§ Text shown:
********

Case Report
Austin J Anesthesia and Analgesia. 2023; 11(2): 1118.
Anesthetic Management of Patient with an Oesotracheal Fistula (Case Report)
Hicham Hammadi¹*; Mouad Amraoui²; Youssef Halhoul¹; Achraf Jeddab¹; Ahmed Fakri¹; Hamza Kassimi¹; Abdelhamid Jaafari¹; Omar Slaoui¹; Abderrahman El Wali¹; Mohammed Meziane¹; Mohamed Rabi Andaloussi¹; Massine Elhamoumi²; Elhassan Kabiri²; Hicham Balkhi¹; Mustapha Bensghir¹
1Department of Anesthesiology and Critical Care, Military Teaching Hospital Mohammed V, Faculty of Medicine and Pharmacy of Rabat, Mohammed V University of Rabat, Rabat, Morocco
2Thoracic Surgery Department, Military Teaching Hospital Mohammed V, Faculty of Medicine and Pharmacy of Rabat, Mohammed V University of Rabat, Rabat, Morocco
*Corresponding author: Hicham Hammadi Department of Anesthesiology and Critical Care, Military Teaching Hospital Mohammed V, Faculty of Medicine and Pharmacy of Rabat, Mohammed V University of Rabat, Rabat, Morocco. Email: hichamhammadi418@gmail.com
Received: November 20, 2023 Accepted: December 23, 2023 Published: December 30, 2023
Abstract
Oesotracheal Fistulas (OTF) are rare, but their etiologies are manifold. Their severity is due to the passage of digestive tract contents into the trachea, bronchi and lungs, and the resulting infections. These infections, combined with undernutrition, contribute to the deterioration of the patient’s general condition, and the prognosis can be life-threatening [3].Currently, around 50% of acquired OTFs are benign [1]; in the literature, over 75% result from trauma to the endotracheal cuff in patients on prolonged mechanical ventilation [1]. The two main objectives of anesthetic management are to manage the airway preoperatively and intraoperatively, and to enable spontaneous ventilation as soon as possible postoperatively [4]. Determining the duration of surgery is a crucial step in the successful management of OTF, and immediate extubation is the goal [4]. Postoperatively, all cases of OTF repair should have a nasogastric tube or percutaneous endoscopic gastrostomy for at least 9 days[4].
Introduction
Acquired benign Oesotracheal Fistula (OTF) is a rare but serious pathology. It is a potentially fatal affection due to pulmonary complications, about 50% of acquired OTFs are benign [1].There are many variable causes that have a significant role in such a complication. Tracheal intubation with cuff-related lesions is the most common cause [2]. The proximity of the esophagus, trachea, upper mediastinal structures and large blood vessels can further complicate anesthesia and surgical procedures[1]. We report an observation of a 20-year-old autistic patient with a post-tracheostomy esotrachealfistula.

********

§ Data records:
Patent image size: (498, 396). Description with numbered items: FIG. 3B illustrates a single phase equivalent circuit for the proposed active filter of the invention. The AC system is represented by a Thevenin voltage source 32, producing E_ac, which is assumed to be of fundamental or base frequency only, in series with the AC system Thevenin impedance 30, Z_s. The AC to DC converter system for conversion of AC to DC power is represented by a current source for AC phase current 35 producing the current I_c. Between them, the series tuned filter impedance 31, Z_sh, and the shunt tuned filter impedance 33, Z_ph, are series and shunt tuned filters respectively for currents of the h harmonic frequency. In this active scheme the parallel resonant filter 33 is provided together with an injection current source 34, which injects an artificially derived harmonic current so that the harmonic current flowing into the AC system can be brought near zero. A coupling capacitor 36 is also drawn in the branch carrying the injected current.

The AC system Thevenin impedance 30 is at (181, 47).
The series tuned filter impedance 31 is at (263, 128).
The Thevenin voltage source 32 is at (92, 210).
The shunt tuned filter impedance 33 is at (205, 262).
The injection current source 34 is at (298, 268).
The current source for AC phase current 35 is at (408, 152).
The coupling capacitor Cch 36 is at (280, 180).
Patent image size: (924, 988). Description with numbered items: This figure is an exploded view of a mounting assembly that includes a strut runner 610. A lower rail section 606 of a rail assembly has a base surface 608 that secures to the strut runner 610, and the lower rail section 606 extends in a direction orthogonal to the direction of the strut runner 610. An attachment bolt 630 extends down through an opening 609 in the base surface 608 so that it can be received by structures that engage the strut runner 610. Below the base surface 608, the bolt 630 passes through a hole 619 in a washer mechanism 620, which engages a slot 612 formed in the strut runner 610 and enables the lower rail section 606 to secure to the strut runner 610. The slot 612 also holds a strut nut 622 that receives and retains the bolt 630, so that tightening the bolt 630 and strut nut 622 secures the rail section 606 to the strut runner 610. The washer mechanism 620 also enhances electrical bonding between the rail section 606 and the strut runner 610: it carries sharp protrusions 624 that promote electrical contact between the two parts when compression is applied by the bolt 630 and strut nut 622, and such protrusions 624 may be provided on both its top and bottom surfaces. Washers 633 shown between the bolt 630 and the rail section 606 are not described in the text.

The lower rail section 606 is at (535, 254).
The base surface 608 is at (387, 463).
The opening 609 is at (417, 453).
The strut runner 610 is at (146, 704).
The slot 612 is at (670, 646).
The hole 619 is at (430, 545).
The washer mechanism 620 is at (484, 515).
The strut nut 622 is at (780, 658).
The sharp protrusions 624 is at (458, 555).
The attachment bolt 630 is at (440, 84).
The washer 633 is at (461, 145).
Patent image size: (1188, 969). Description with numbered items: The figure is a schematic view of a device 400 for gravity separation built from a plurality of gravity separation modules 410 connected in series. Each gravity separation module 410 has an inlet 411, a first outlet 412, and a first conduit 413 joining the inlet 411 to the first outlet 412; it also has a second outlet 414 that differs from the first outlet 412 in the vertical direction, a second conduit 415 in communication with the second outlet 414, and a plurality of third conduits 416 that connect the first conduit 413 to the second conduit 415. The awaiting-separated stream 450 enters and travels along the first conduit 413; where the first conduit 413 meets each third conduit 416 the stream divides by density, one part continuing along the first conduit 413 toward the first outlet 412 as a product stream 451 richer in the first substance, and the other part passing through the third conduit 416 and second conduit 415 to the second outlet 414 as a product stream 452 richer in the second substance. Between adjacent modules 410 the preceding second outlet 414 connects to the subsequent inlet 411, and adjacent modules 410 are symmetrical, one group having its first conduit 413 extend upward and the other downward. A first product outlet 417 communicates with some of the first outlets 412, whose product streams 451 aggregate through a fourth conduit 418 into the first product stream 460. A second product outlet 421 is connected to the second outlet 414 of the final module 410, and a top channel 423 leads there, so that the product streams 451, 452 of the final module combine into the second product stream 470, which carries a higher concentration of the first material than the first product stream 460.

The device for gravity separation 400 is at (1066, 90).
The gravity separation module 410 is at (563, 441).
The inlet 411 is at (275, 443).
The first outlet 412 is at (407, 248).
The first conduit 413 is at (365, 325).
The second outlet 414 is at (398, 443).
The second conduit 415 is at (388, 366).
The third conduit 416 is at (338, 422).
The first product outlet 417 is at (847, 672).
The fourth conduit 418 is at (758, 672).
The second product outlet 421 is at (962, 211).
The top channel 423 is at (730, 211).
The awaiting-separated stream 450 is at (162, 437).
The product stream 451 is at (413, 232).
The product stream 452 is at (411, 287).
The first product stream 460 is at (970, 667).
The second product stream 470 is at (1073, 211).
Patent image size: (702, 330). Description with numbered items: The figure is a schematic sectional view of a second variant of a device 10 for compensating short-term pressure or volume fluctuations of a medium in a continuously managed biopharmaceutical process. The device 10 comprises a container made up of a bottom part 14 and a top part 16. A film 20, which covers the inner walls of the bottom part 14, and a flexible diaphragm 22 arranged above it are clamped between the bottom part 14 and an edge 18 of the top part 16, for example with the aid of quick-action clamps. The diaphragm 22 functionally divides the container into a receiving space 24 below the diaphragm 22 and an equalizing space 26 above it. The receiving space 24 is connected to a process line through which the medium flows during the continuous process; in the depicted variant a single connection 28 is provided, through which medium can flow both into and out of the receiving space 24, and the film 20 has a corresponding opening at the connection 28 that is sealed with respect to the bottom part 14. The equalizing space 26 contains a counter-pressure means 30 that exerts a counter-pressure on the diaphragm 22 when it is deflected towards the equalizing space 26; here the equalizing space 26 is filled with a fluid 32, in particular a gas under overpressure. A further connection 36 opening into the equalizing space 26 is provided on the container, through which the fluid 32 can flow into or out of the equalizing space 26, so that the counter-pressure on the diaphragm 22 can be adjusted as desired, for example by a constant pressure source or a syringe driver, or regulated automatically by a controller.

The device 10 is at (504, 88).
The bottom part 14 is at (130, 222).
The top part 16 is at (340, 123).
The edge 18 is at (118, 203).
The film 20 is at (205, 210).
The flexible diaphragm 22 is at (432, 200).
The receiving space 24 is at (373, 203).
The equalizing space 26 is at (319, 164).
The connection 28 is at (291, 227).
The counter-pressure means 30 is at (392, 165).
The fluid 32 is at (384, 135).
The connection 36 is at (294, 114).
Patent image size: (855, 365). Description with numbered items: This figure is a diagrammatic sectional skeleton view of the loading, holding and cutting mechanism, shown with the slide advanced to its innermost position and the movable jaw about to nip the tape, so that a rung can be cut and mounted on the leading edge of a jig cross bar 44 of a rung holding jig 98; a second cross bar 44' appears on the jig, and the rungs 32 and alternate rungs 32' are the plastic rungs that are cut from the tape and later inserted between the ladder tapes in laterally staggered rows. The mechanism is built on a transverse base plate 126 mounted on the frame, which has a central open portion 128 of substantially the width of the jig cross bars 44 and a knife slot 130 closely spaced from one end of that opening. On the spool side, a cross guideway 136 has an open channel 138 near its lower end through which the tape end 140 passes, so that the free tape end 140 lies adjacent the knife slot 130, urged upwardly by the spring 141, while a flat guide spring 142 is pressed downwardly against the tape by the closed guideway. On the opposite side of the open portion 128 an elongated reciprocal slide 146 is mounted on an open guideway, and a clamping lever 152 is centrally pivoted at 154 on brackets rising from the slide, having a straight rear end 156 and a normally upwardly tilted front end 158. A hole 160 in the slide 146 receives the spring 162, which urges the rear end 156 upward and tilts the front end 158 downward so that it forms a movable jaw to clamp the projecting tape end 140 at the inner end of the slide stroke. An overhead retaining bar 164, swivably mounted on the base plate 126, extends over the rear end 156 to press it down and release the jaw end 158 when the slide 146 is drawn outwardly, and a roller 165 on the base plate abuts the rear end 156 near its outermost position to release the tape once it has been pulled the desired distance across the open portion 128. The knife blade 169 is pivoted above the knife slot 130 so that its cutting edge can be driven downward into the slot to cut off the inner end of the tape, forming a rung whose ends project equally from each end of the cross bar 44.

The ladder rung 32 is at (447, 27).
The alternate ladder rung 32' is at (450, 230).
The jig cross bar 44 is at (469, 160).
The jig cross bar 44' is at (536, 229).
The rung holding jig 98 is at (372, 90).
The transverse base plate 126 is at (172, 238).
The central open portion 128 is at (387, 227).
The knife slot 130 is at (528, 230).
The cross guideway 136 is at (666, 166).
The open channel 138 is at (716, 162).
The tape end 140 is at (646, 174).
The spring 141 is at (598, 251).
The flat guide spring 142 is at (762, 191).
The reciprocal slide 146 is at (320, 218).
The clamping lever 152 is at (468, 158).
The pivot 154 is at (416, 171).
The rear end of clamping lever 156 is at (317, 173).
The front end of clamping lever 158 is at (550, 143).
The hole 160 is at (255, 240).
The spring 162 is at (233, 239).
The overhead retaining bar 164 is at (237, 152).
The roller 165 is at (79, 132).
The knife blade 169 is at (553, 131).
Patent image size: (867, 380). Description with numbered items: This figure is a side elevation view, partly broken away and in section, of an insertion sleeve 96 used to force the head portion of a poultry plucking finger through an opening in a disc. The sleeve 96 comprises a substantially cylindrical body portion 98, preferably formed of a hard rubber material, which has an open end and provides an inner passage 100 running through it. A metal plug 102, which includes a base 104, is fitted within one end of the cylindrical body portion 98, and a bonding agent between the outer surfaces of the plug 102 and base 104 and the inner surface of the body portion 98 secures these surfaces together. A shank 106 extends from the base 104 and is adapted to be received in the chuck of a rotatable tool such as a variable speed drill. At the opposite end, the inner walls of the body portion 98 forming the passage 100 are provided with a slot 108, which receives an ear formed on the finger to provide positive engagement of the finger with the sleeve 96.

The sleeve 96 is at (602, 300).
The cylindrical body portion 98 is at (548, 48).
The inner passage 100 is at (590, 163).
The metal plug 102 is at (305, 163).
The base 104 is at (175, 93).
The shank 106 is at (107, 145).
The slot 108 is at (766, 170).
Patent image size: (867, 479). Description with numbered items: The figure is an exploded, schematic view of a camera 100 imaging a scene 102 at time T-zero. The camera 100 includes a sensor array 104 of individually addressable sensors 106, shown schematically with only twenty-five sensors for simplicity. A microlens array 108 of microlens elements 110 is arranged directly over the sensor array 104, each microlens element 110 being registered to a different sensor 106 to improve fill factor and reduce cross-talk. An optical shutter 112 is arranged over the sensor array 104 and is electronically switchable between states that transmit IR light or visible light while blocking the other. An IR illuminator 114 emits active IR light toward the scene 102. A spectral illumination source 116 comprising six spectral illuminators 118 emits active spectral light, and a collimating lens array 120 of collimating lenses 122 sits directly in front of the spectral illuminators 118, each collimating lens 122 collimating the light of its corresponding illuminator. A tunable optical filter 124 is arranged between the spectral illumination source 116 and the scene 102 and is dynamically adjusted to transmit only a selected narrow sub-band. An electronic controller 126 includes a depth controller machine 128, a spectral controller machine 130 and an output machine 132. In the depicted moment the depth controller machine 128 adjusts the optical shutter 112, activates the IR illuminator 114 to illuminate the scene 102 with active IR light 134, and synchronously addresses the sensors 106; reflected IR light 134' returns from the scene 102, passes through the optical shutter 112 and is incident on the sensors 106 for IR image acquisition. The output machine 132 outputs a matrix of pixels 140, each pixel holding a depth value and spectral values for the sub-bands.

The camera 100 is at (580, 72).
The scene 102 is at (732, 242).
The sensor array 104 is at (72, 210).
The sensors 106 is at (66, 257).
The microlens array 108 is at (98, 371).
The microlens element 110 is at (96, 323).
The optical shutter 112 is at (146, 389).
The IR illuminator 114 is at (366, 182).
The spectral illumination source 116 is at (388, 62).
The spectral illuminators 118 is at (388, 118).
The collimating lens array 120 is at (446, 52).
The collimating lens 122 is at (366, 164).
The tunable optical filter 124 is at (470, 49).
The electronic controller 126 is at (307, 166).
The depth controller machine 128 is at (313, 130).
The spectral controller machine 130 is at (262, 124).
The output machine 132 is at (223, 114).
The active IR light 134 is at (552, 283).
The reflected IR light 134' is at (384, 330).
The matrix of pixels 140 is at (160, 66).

********

§ Tasks to perform:
• a. In the oesotracheal fistula case report, rewrite the passage starting with "Introduction" and going on through "a post-tracheostomy esotrachealfistula.", changing "serious" to "severe".
• b. Carry the oesotracheal fistula case report forward from its last sentence.

§ Responses to the tasks:
• a.
Introduction
Acquired benign Oesotracheal Fistula (OTF) is a rare but severe pathology. It is a potentially fatal affection due to pulmonary complications, about 50% of acquired OTFs are benign [1].There are many variable causes that have a significant role in such a complication. Tracheal intubation with cuff-related lesions is the most common cause [2]. The proximity of the esophagus, trachea, upper mediastinal structures and large blood vessels can further complicate anesthesia and surgical procedures[1]. We report an observation of a 20-year-old autistic patient with a post-tracheostomy esotrachealfistula.

• b.
Observation
Patient aged 20; programmed for Oserotracheal Fistula (OTF) diagnosed by cervico-thoracic (CT) scan and esophageal fibroscopy with antecedent autism since childhood and cellulitis treated for 3 months for which he was operated with placement of a tracheotomy for 40 days complicated by an OTF; Pre-anaesthetic evaluation: patient weight 70 kg, height 1.70 m (BMI 24); respiratory status: patient reported false routes with chronic cough and whitish sputum; respiratory rate 20 cycles/min, SpO2: 100% on ambient air, respiratory auscultation was normal; chest x-ray was normal, chest CT showed lung parenchyma without abnormality and absence of tracheal stenosis, fistula was 2 cm from vocal cords; blood pressure was normal with heart rate at 90 beats/min, no murmur on cardiac auscultation; neurologically: difficult contact with agitation; no sensitivo-motor deficit, pupils equal and reactive. Airway assessment: presence of difficult ventilation and intubation criteria: limited mouth opening, retrognatism and a thyromental distance <65 cm (fig. 1, 2,3). The rest of the examination was without particularity. Preoperative laboratory results: haemoglobin 12 g/dl; platelet count 450000 /mm3 ; urea 0.17 g/l; creatinine 6 mg/l; kalaemia 3.7 mmol; Na+ 136 mmol; CRP 5; procalcitonin negative; ABO RH grouping :A+.
After consultation with the surgeons: the procedure will be performed via an anterior cervical approach, and the anesthetic protocol consists of sedation with sevoflurane; then airway management via nasotracheal intubation with fibroscopy in spontaneous ventilation; then, as soon as the fistula is located, the patient is reintubated by the surgeons via a montandon tube; at the end of the procedure, the patient is reintubated orotracheally via a simple tube using videolaryngoscopy.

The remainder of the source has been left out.